**** Dataset entries

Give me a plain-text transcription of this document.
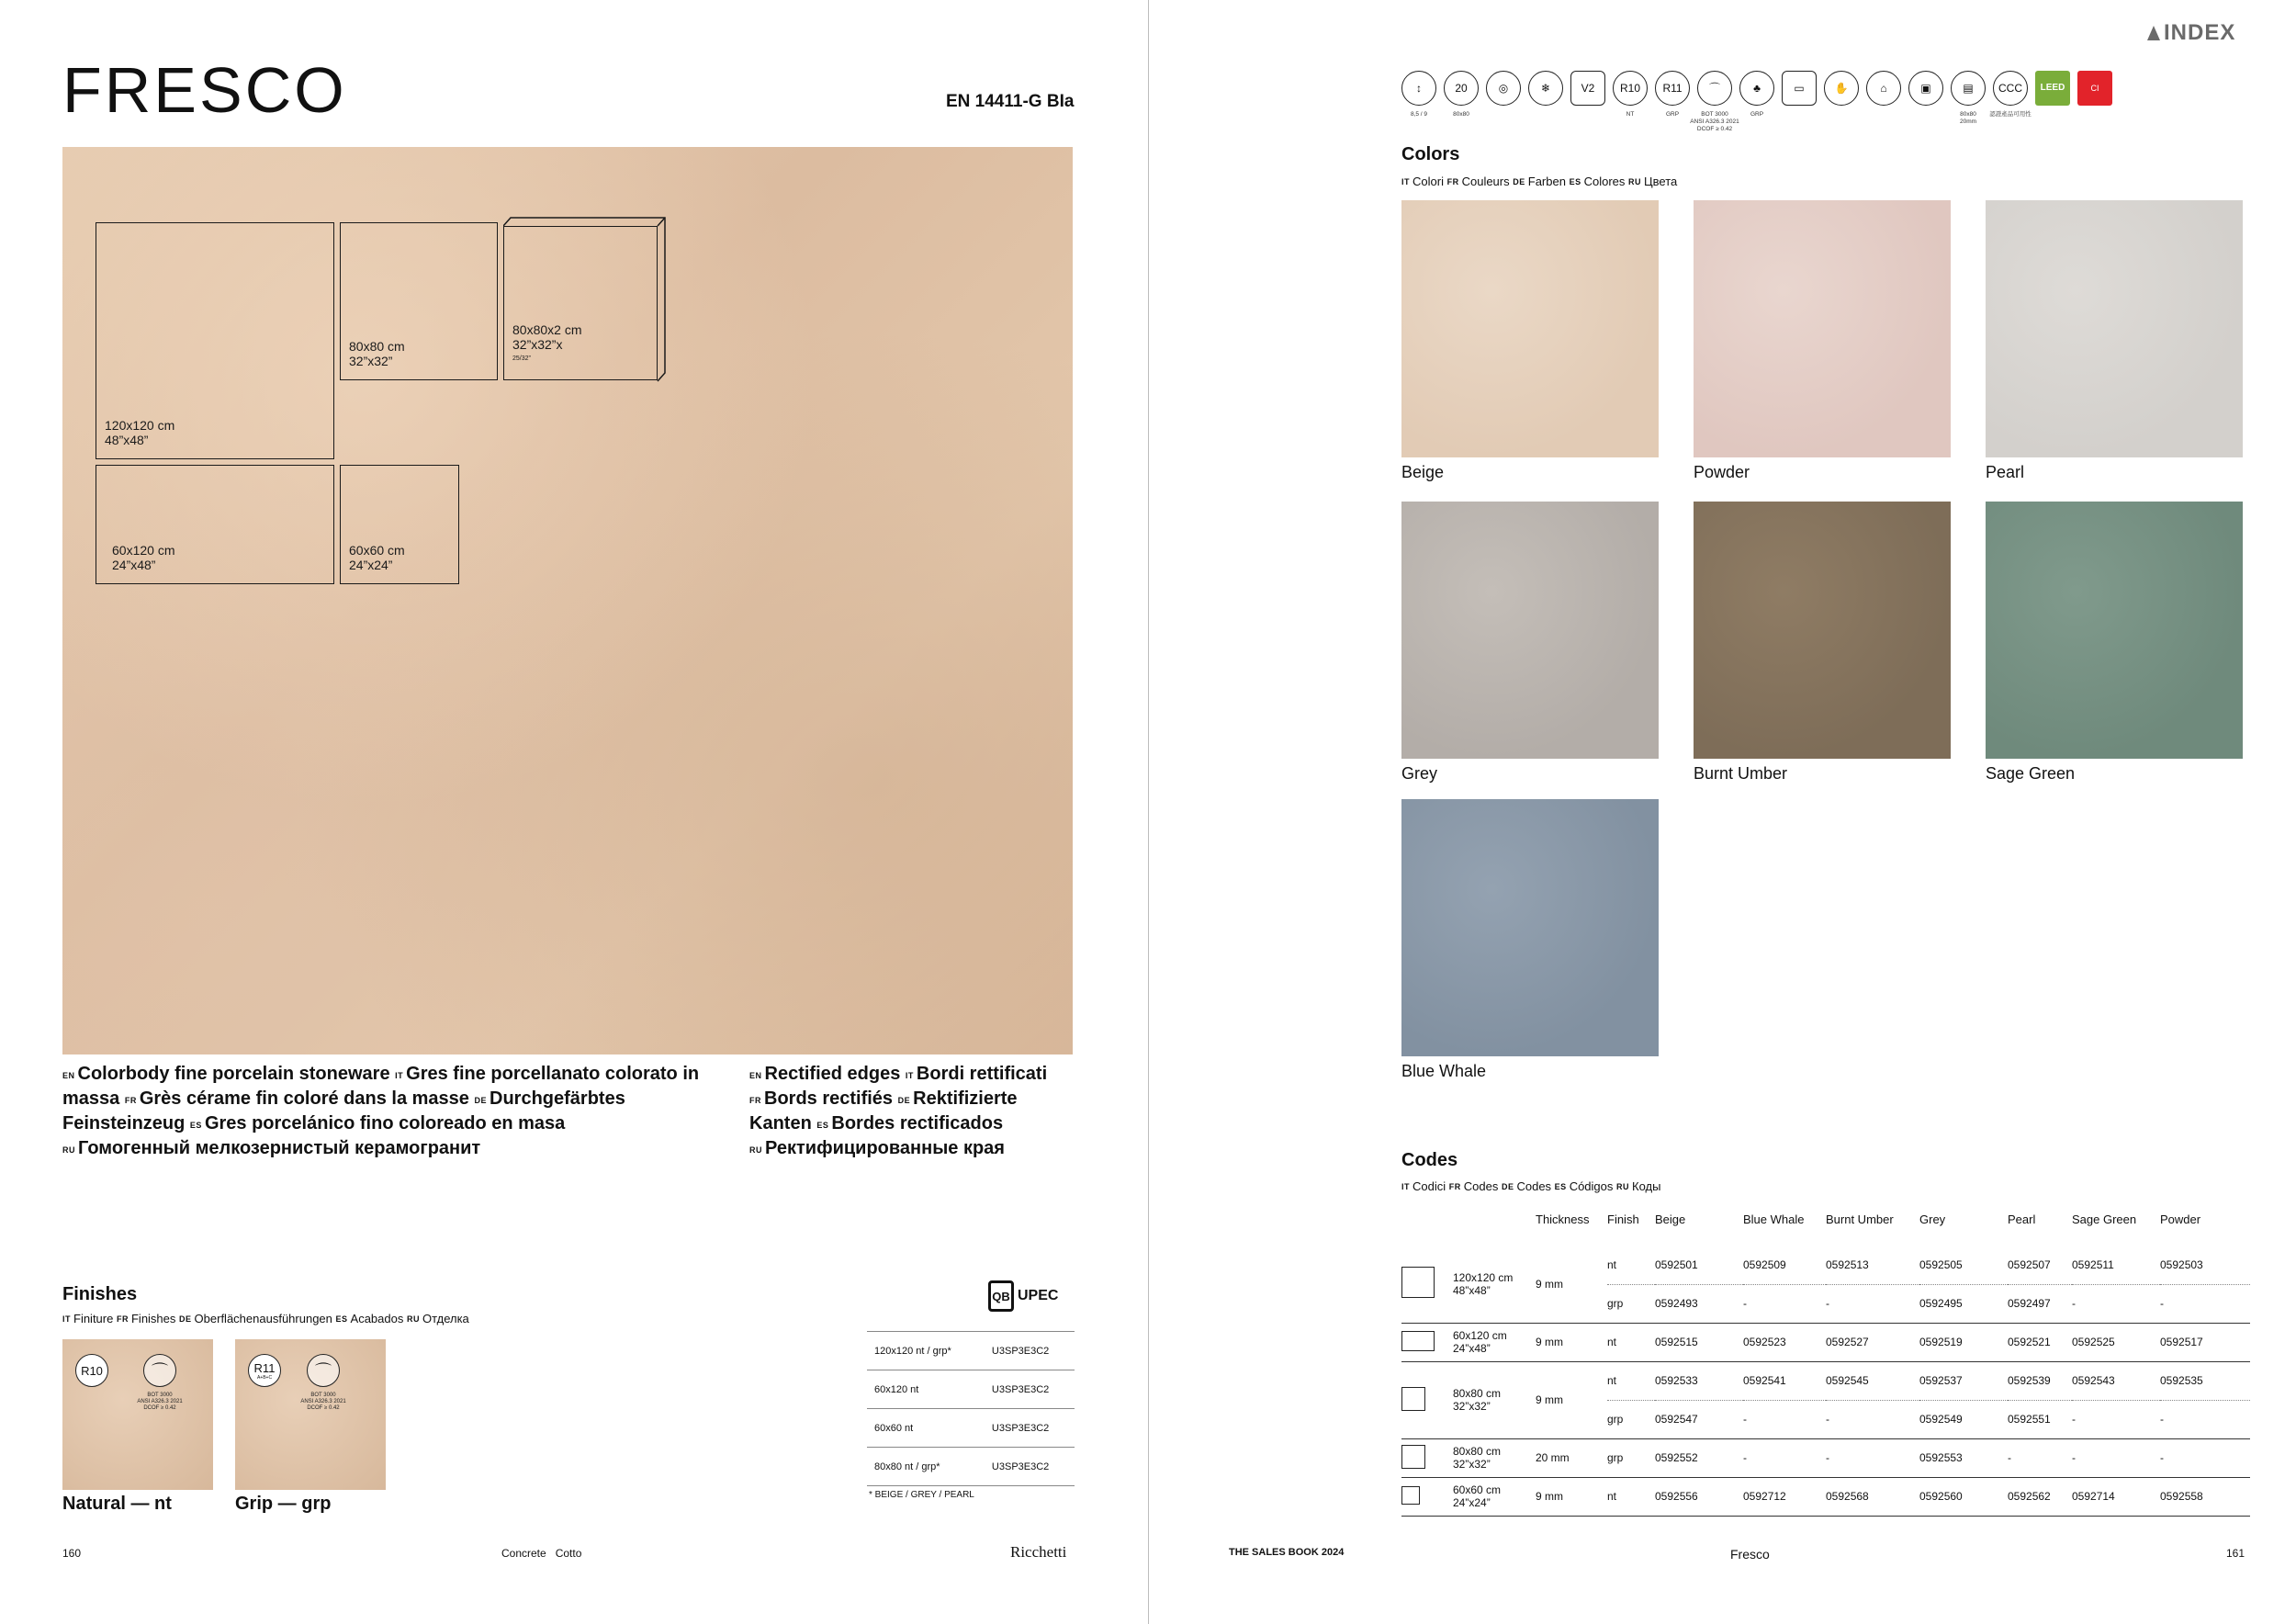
FRESCO	EN 14411-G BIa
120x120 cm
48”x48”
80x80 cm
32”x32”
80x80x2 cm
32”x32”x
$^{25/32”}$
60x120 cm
24”x48”
60x60 cm
24”x24”
EN Colorbody fine porcelain stoneware IT Gres fine porcellanato colorato in massa FR Grès cérame fin coloré dans la masse DE Durchgefärbtes Feinsteinzeug ES Gres porcelánico fino coloreado en masa
RU Гомогенный мелкозернистый керамогранит
EN Rectified edges IT Bordi rettificati
FR Bords rectifiés DE Rektifizierte Kanten ES Bordes rectificados
RU Ректифицированные края
Finishes
IT Finiture FR Finishes DE Oberflächenausführungen ES Acabados RU Отделка
R10	⌒
BOT 3000
ANSI A326.3 2021
DCOF ≥ 0.42
Natural — nt
R11
A+B+C	⌒
BOT 3000
ANSI A326.3 2021
DCOF ≥ 0.42
Grip — grp
QB UPEC
120x120 nt / grp*	U3SP3E3C2
60x120 nt	U3SP3E3C2
60x60 nt	U3SP3E3C2
80x80 nt / grp*	U3SP3E3C2
* BEIGE / GREY / PEARL
160	Concrete   Cotto	Ricchetti
INDEX
↕	20	◎	❄	V2	R10	R11	⌒	♣	▭	✋	⌂	▣	▤	CCC	LEED	CI
Colors
IT Colori FR Couleurs DE Farben ES Colores RU Цвета
Beige	Powder	Pearl
Grey	Burnt Umber	Sage Green
Blue Whale
Codes
IT Codici FR Codes DE Codes ES Códigos RU Коды
		Thickness	Finish	Beige	Blue Whale	Burnt Umber	Grey	Pearl	Sage Green	Powder

	120x120 cm
48”x48”	9 mm	nt	0592501	0592509	0592513	0592505	0592507	0592511	0592503
			grp	0592493	-	-	0592495	0592497	-	-

	60x120 cm
24”x48”	9 mm	nt	0592515	0592523	0592527	0592519	0592521	0592525	0592517

	80x80 cm
32”x32”	9 mm	nt	0592533	0592541	0592545	0592537	0592539	0592543	0592535
			grp	0592547	-	-	0592549	0592551	-	-

	80x80 cm
32”x32”	20 mm	grp	0592552	-	-	0592553	-	-	-

	60x60 cm
24”x24”	9 mm	nt	0592556	0592712	0592568	0592560	0592562	0592714	0592558
THE SALES BOOK 2024	Fresco	161
8,5 / 9	80x80	NT	GRP	BOT 3000
ANSI A326.3 2021
DCOF ≥ 0.42
GRP	80x80
20mm
認證產品可用性
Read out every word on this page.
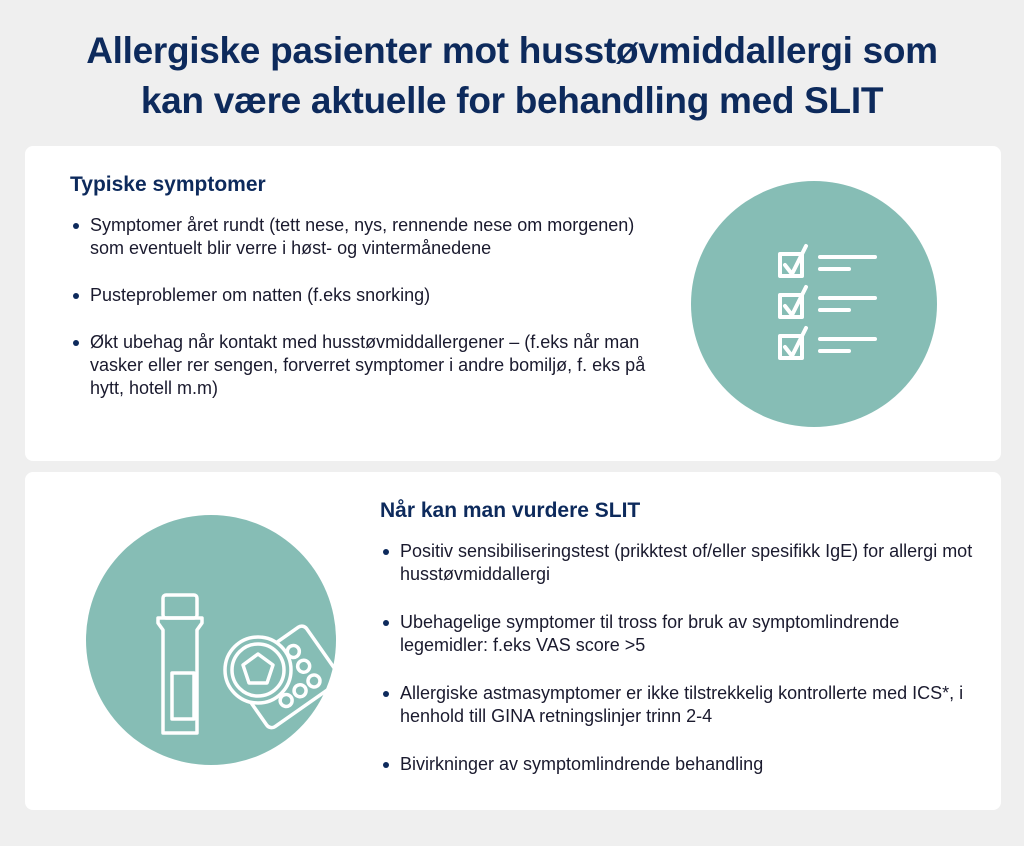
Allergiske pasienter mot husstøvmiddallergi som
kan være aktuelle for behandling med SLIT
Typiske symptomer
Symptomer året rundt (tett nese, nys, rennende nese om morgenen) som eventuelt blir verre i høst- og vintermånedene
Pusteproblemer om natten (f.eks snorking)
Økt ubehag når kontakt med husstøvmiddallergener – (f.eks når man vasker eller rer sengen, forverret symptomer i andre bomiljø, f. eks på hytt, hotell m.m)
Når kan man vurdere SLIT
Positiv sensibiliseringstest (prikktest of/eller spesifikk IgE) for allergi mot husstøvmiddallergi
Ubehagelige symptomer til tross for bruk av symptomlindrende legemidler: f.eks VAS score >5
Allergiske astmasymptomer er ikke tilstrekkelig kontrollerte med ICS*, i henhold till GINA retningslinjer trinn 2-4
Bivirkninger av symptomlindrende behandling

********

Brief — Which lines of the material contain the string "Burnt"? List each of them.

The result —
Grey	Burnt Umber	Sage Green
		Thickness	Finish	Beige	Blue Whale	Burnt Umber	Grey	Pearl	Sage Green	Powder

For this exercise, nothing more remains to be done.